## Given exercise:
The data below needs to be returned exactly, line for line.
** Start of Material to process **
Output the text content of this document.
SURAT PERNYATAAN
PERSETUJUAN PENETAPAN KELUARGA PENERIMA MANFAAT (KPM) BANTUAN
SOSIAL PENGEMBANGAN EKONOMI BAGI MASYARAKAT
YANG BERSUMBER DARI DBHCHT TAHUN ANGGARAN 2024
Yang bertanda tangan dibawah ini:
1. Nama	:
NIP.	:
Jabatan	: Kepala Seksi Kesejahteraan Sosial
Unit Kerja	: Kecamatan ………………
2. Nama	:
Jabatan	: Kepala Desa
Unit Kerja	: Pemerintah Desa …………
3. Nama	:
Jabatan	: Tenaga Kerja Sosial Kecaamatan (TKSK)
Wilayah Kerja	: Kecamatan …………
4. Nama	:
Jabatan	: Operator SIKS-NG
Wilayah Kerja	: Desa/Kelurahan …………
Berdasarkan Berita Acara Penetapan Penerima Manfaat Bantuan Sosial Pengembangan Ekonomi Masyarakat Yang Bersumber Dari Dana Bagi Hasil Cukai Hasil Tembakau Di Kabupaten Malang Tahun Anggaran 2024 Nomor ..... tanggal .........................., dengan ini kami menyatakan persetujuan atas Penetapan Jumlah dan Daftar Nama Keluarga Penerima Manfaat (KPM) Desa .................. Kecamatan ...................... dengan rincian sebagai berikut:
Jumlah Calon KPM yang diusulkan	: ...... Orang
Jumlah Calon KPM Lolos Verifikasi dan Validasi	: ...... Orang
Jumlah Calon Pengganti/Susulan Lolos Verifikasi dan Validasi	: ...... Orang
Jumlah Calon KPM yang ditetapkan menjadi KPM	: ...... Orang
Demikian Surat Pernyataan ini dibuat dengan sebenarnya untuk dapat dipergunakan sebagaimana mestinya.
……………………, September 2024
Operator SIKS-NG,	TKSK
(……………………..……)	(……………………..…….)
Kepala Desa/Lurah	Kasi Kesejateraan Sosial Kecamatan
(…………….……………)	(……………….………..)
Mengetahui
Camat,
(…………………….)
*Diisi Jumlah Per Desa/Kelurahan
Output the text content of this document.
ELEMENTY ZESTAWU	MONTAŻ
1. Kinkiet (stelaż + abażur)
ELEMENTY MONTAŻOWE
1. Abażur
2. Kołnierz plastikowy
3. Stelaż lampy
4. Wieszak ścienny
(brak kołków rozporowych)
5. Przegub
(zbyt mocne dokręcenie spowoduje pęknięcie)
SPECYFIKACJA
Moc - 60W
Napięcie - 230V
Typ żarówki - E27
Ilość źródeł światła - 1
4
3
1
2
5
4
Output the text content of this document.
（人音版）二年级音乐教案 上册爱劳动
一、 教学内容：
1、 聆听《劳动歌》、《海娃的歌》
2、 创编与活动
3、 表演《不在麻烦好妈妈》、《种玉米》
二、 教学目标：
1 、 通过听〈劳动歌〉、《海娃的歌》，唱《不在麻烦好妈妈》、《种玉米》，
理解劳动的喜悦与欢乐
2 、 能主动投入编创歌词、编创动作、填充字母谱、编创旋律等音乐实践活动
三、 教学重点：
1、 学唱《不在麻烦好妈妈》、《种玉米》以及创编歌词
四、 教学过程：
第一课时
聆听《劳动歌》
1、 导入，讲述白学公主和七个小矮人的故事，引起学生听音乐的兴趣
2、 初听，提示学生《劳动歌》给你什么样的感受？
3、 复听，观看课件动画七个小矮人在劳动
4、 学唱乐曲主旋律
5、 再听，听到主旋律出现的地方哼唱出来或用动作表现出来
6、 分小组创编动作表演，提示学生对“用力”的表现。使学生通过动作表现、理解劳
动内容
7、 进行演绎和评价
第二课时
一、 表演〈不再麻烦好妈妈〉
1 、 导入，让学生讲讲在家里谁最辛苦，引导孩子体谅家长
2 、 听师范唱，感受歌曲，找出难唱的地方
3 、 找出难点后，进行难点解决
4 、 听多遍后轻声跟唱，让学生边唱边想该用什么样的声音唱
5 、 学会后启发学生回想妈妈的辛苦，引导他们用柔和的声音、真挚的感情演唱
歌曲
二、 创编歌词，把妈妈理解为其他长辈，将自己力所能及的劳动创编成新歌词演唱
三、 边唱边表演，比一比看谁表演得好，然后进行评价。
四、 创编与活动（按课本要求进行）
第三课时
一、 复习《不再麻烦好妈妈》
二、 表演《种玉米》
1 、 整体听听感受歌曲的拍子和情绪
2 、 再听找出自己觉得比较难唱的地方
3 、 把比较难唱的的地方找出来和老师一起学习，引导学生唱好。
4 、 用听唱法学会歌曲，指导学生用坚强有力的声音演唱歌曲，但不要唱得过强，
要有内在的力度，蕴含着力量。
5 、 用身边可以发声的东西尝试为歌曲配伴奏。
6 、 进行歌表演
** End of Material to process **
## Response to the exercise:
Output the text content of this document.
SURAT PERNYATAAN
PERSETUJUAN PENETAPAN KELUARGA PENERIMA MANFAAT (KPM) BANTUAN
SOSIAL PENGEMBANGAN EKONOMI BAGI MASYARAKAT
YANG BERSUMBER DARI DBHCHT TAHUN ANGGARAN 2024
Yang bertanda tangan dibawah ini:
1. Nama	:
NIP.	:
Jabatan	: Kepala Seksi Kesejahteraan Sosial
Unit Kerja	: Kecamatan ………………
2. Nama	:
Jabatan	: Kepala Desa
Unit Kerja	: Pemerintah Desa …………
3. Nama	:
Jabatan	: Tenaga Kerja Sosial Kecaamatan (TKSK)
Wilayah Kerja	: Kecamatan …………
4. Nama	:
Jabatan	: Operator SIKS-NG
Wilayah Kerja	: Desa/Kelurahan …………
Berdasarkan Berita Acara Penetapan Penerima Manfaat Bantuan Sosial Pengembangan Ekonomi Masyarakat Yang Bersumber Dari Dana Bagi Hasil Cukai Hasil Tembakau Di Kabupaten Malang Tahun Anggaran 2024 Nomor ..... tanggal .........................., dengan ini kami menyatakan persetujuan atas Penetapan Jumlah dan Daftar Nama Keluarga Penerima Manfaat (KPM) Desa .................. Kecamatan ...................... dengan rincian sebagai berikut:
Jumlah Calon KPM yang diusulkan	: ...... Orang
Jumlah Calon KPM Lolos Verifikasi dan Validasi	: ...... Orang
Jumlah Calon Pengganti/Susulan Lolos Verifikasi dan Validasi	: ...... Orang
Jumlah Calon KPM yang ditetapkan menjadi KPM	: ...... Orang
Demikian Surat Pernyataan ini dibuat dengan sebenarnya untuk dapat dipergunakan sebagaimana mestinya.
……………………, September 2024
Operator SIKS-NG,	TKSK
(……………………..……)	(……………………..…….)
Kepala Desa/Lurah	Kasi Kesejateraan Sosial Kecamatan
(…………….……………)	(……………….………..)
Mengetahui
Camat,
(…………………….)
*Diisi Jumlah Per Desa/Kelurahan
Output the text content of this document.
ELEMENTY ZESTAWU	MONTAŻ
1. Kinkiet (stelaż + abażur)
ELEMENTY MONTAŻOWE
1. Abażur
2. Kołnierz plastikowy
3. Stelaż lampy
4. Wieszak ścienny
(brak kołków rozporowych)
5. Przegub
(zbyt mocne dokręcenie spowoduje pęknięcie)
SPECYFIKACJA
Moc - 60W
Napięcie - 230V
Typ żarówki - E27
Ilość źródeł światła - 1
4
3
1
2
5
4
Output the text content of this document.
（人音版）二年级音乐教案 上册爱劳动
一、 教学内容：
1、 聆听《劳动歌》、《海娃的歌》
2、 创编与活动
3、 表演《不在麻烦好妈妈》、《种玉米》
二、 教学目标：
1 、 通过听〈劳动歌〉、《海娃的歌》，唱《不在麻烦好妈妈》、《种玉米》，
理解劳动的喜悦与欢乐
2 、 能主动投入编创歌词、编创动作、填充字母谱、编创旋律等音乐实践活动
三、 教学重点：
1、 学唱《不在麻烦好妈妈》、《种玉米》以及创编歌词
四、 教学过程：
第一课时
聆听《劳动歌》
1、 导入，讲述白学公主和七个小矮人的故事，引起学生听音乐的兴趣
2、 初听，提示学生《劳动歌》给你什么样的感受？
3、 复听，观看课件动画七个小矮人在劳动
4、 学唱乐曲主旋律
5、 再听，听到主旋律出现的地方哼唱出来或用动作表现出来
6、 分小组创编动作表演，提示学生对“用力”的表现。使学生通过动作表现、理解劳
动内容
7、 进行演绎和评价
第二课时
一、 表演〈不再麻烦好妈妈〉
1 、 导入，让学生讲讲在家里谁最辛苦，引导孩子体谅家长
2 、 听师范唱，感受歌曲，找出难唱的地方
3 、 找出难点后，进行难点解决
4 、 听多遍后轻声跟唱，让学生边唱边想该用什么样的声音唱
5 、 学会后启发学生回想妈妈的辛苦，引导他们用柔和的声音、真挚的感情演唱
歌曲
二、 创编歌词，把妈妈理解为其他长辈，将自己力所能及的劳动创编成新歌词演唱
三、 边唱边表演，比一比看谁表演得好，然后进行评价。
四、 创编与活动（按课本要求进行）
第三课时
一、 复习《不再麻烦好妈妈》
二、 表演《种玉米》
1 、 整体听听感受歌曲的拍子和情绪
2 、 再听找出自己觉得比较难唱的地方
3 、 把比较难唱的的地方找出来和老师一起学习，引导学生唱好。
4 、 用听唱法学会歌曲，指导学生用坚强有力的声音演唱歌曲，但不要唱得过强，
要有内在的力度，蕴含着力量。
5 、 用身边可以发声的东西尝试为歌曲配伴奏。
6 、 进行歌表演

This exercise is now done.